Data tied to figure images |
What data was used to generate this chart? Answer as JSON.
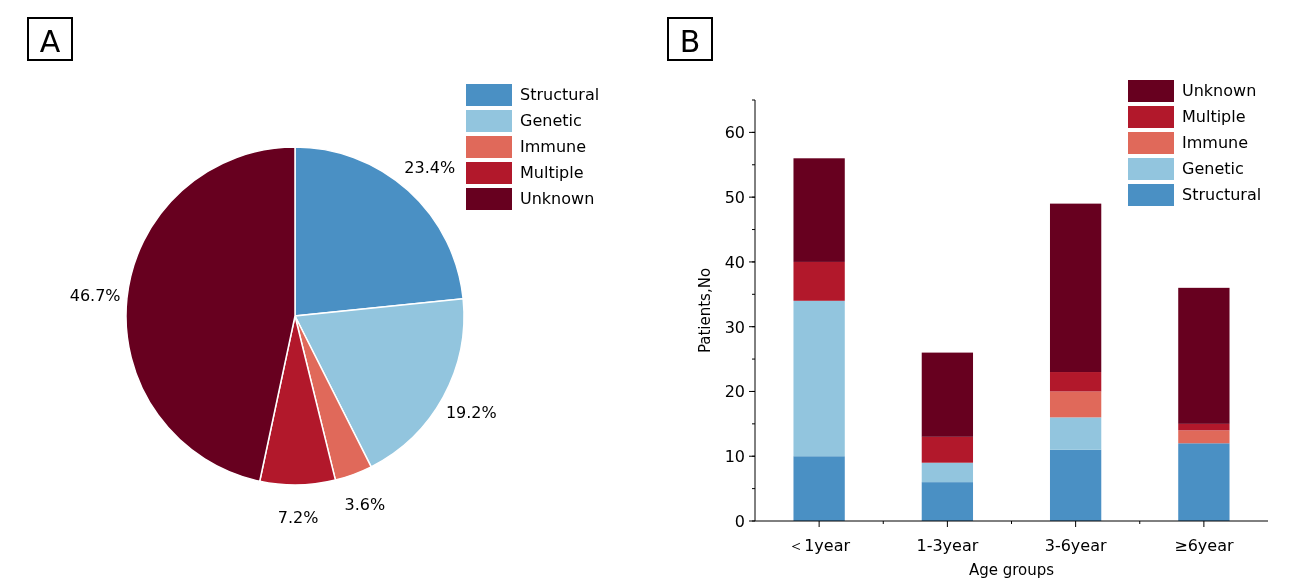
{
  "chart_data": [
    {
      "type": "pie",
      "title": "A",
      "categories": [
        "Structural",
        "Genetic",
        "Immune",
        "Multiple",
        "Unknown"
      ],
      "values": [
        23.4,
        19.2,
        3.6,
        7.2,
        46.7
      ],
      "colors": [
        "#4a90c4",
        "#92c5de",
        "#e0695a",
        "#b2182b",
        "#67001f"
      ],
      "value_labels": [
        "23.4%",
        "19.2%",
        "3.6%",
        "7.2%",
        "46.7%"
      ],
      "legend": "top right"
    },
    {
      "type": "bar",
      "title": "B",
      "stacked": true,
      "xlabel": "Age groups",
      "ylabel": "Patients,No",
      "categories": [
        "＜1year",
        "1-3year",
        "3-6year",
        "≥6year"
      ],
      "ylim": [
        0,
        65
      ],
      "yticks": [
        0,
        10,
        20,
        30,
        40,
        50,
        60
      ],
      "legend": "top right",
      "series": [
        {
          "name": "Structural",
          "color": "#4a90c4",
          "values": [
            10,
            6,
            11,
            12
          ]
        },
        {
          "name": "Genetic",
          "color": "#92c5de",
          "values": [
            24,
            3,
            5,
            0
          ]
        },
        {
          "name": "Immune",
          "color": "#e0695a",
          "values": [
            0,
            0,
            4,
            2
          ]
        },
        {
          "name": "Multiple",
          "color": "#b2182b",
          "values": [
            6,
            4,
            3,
            1
          ]
        },
        {
          "name": "Unknown",
          "color": "#67001f",
          "values": [
            16,
            13,
            26,
            21
          ]
        }
      ]
    }
  ]
}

WHAT IS BEING ASKED | Since the pictures are not wanted, set down only the rest of each record, exactly as above.

RESPONSE TO THE TASK |
What data was used to generate this chart? Answer as JSON.
{
  "chart_data": [
    {
      "type": "pie",
      "title": "A",
      "categories": [
        "Structural",
        "Genetic",
        "Immune",
        "Multiple",
        "Unknown"
      ],
      "values": [
        23.4,
        19.2,
        3.6,
        7.2,
        46.7
      ],
      "colors": [
        "#4a90c4",
        "#92c5de",
        "#e0695a",
        "#b2182b",
        "#67001f"
      ],
      "value_labels": [
        "23.4%",
        "19.2%",
        "3.6%",
        "7.2%",
        "46.7%"
      ],
      "legend": "top right"
    },
    {
      "type": "bar",
      "title": "B",
      "stacked": true,
      "xlabel": "Age groups",
      "ylabel": "Patients,No",
      "categories": [
        "＜1year",
        "1-3year",
        "3-6year",
        "≥6year"
      ],
      "ylim": [
        0,
        65
      ],
      "yticks": [
        0,
        10,
        20,
        30,
        40,
        50,
        60
      ],
      "legend": "top right",
      "series": [
        {
          "name": "Structural",
          "color": "#4a90c4",
          "values": [
            10,
            6,
            11,
            12
          ]
        },
        {
          "name": "Genetic",
          "color": "#92c5de",
          "values": [
            24,
            3,
            5,
            0
          ]
        },
        {
          "name": "Immune",
          "color": "#e0695a",
          "values": [
            0,
            0,
            4,
            2
          ]
        },
        {
          "name": "Multiple",
          "color": "#b2182b",
          "values": [
            6,
            4,
            3,
            1
          ]
        },
        {
          "name": "Unknown",
          "color": "#67001f",
          "values": [
            16,
            13,
            26,
            21
          ]
        }
      ]
    }
  ]
}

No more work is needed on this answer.